### Records to use

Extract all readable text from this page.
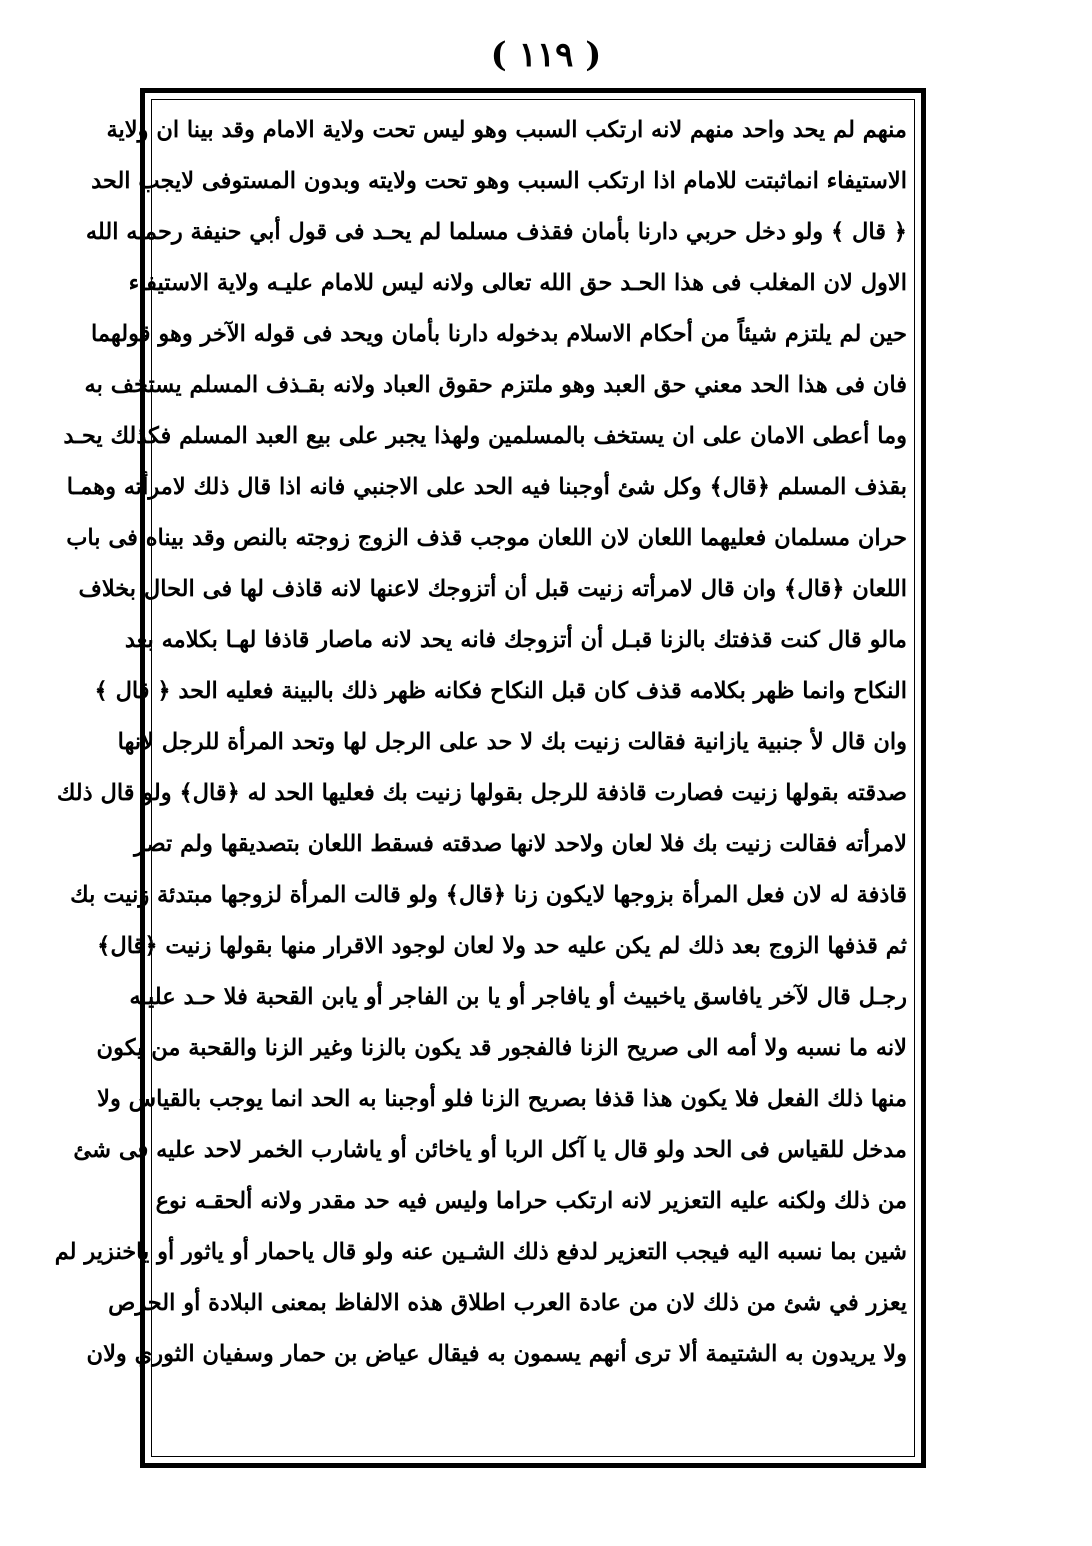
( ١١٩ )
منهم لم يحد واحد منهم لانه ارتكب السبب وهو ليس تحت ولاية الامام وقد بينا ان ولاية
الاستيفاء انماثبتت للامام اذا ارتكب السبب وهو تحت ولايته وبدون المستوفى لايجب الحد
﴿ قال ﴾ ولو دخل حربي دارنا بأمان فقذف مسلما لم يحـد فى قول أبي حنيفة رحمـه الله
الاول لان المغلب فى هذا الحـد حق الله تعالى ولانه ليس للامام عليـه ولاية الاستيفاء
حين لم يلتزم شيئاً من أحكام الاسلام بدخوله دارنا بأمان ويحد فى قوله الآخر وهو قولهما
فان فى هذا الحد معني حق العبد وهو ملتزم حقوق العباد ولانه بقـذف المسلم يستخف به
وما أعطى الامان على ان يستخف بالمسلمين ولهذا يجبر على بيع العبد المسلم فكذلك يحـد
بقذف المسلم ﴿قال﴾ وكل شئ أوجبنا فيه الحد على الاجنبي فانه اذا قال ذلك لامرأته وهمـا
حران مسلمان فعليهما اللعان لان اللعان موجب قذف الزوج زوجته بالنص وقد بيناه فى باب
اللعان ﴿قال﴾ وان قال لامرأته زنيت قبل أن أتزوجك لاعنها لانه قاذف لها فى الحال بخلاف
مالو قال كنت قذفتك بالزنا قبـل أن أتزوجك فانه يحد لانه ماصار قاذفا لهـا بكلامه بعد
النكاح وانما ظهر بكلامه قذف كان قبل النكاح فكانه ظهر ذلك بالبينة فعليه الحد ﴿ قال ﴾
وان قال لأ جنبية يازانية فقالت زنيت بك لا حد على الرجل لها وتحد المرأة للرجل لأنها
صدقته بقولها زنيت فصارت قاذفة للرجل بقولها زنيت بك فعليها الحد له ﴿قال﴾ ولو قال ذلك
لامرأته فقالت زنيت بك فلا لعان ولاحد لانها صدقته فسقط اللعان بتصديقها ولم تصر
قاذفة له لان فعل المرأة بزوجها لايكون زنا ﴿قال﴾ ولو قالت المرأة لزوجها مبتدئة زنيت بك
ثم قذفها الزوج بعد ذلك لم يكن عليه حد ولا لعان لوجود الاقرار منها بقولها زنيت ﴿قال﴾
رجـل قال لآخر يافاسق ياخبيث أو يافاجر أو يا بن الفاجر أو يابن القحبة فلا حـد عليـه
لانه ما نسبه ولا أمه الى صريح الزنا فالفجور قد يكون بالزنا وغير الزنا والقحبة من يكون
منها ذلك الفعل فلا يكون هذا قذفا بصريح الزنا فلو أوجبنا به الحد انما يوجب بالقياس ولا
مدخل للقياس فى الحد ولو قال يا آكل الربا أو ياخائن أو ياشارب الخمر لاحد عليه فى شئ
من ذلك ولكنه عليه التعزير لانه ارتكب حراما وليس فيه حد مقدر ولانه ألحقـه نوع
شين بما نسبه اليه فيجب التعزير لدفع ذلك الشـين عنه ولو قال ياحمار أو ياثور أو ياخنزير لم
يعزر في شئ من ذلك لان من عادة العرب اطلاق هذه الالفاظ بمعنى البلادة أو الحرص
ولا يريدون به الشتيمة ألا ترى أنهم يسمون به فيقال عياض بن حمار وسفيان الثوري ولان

### Exercise brief
Gather every line from the listing above in which "الزوج" appears, and copy those lines.

### Result
حران مسلمان فعليهما اللعان لان اللعان موجب قذف الزوج زوجته بالنص وقد بيناه فى باب
ثم قذفها الزوج بعد ذلك لم يكن عليه حد ولا لعان لوجود الاقرار منها بقولها زنيت ﴿قال﴾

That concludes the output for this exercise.